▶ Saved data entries
--------------------

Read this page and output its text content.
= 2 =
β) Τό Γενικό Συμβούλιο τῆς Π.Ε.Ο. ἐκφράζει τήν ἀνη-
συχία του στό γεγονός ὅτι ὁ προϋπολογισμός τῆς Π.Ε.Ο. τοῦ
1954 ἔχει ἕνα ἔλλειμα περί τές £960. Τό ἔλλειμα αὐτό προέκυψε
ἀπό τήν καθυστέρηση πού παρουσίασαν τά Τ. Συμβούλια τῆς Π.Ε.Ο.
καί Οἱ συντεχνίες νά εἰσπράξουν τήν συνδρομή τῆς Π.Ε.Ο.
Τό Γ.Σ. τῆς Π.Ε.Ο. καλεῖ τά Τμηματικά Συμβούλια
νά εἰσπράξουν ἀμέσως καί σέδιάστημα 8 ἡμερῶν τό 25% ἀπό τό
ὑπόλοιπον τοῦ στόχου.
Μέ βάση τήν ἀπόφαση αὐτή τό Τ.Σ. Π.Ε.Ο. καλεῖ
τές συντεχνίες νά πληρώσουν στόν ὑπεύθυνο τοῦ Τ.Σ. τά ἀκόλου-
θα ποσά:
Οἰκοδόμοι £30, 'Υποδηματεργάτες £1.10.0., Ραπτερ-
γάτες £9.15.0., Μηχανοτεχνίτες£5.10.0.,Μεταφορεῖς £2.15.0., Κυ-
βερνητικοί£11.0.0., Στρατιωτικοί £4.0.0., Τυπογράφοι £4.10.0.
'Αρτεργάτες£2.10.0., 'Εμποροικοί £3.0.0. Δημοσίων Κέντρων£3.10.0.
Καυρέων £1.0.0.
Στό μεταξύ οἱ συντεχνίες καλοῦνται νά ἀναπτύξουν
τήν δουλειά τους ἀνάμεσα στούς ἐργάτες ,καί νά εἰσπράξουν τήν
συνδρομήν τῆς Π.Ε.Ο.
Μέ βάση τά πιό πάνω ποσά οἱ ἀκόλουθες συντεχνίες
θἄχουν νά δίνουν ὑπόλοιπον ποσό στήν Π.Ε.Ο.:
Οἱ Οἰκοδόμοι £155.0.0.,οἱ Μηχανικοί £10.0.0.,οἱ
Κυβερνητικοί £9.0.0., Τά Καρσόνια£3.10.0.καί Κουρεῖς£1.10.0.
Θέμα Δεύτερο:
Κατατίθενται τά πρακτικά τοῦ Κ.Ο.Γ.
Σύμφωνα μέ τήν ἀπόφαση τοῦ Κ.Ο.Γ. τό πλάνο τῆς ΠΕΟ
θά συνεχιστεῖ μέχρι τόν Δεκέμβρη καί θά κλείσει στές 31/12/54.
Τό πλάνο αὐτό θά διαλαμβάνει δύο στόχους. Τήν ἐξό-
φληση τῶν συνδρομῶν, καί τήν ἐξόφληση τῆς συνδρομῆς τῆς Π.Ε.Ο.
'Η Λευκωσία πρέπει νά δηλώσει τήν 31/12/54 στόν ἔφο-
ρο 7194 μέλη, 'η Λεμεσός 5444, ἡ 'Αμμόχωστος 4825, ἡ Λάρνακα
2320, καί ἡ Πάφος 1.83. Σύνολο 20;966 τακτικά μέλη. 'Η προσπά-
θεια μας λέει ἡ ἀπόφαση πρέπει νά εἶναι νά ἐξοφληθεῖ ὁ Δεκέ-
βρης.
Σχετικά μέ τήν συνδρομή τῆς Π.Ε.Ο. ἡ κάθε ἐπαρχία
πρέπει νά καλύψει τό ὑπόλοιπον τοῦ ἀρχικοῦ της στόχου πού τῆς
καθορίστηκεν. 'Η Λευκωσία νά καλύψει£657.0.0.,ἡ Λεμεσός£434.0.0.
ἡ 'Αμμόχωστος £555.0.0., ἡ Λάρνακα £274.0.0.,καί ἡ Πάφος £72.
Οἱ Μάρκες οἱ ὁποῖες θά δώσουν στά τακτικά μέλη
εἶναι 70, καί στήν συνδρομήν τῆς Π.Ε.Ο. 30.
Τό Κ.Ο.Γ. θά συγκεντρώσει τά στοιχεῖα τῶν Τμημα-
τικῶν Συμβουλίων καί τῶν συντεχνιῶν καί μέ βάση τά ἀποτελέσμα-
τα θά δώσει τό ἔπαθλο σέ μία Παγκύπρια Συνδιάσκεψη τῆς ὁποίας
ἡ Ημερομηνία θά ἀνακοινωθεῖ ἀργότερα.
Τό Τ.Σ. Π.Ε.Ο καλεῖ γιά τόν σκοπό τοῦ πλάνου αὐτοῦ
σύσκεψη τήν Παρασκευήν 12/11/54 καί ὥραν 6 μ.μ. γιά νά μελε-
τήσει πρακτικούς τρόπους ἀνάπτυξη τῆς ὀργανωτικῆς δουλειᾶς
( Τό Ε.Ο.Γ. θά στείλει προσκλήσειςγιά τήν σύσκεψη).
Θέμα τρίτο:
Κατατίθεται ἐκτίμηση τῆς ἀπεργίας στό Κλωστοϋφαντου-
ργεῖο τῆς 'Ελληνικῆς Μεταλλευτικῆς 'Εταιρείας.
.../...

--------------------

▶ Short task
Of the lines in the listing, how many hold the word "συνδρομήν"? Nothing but the number is needed.

▶ Complete response
2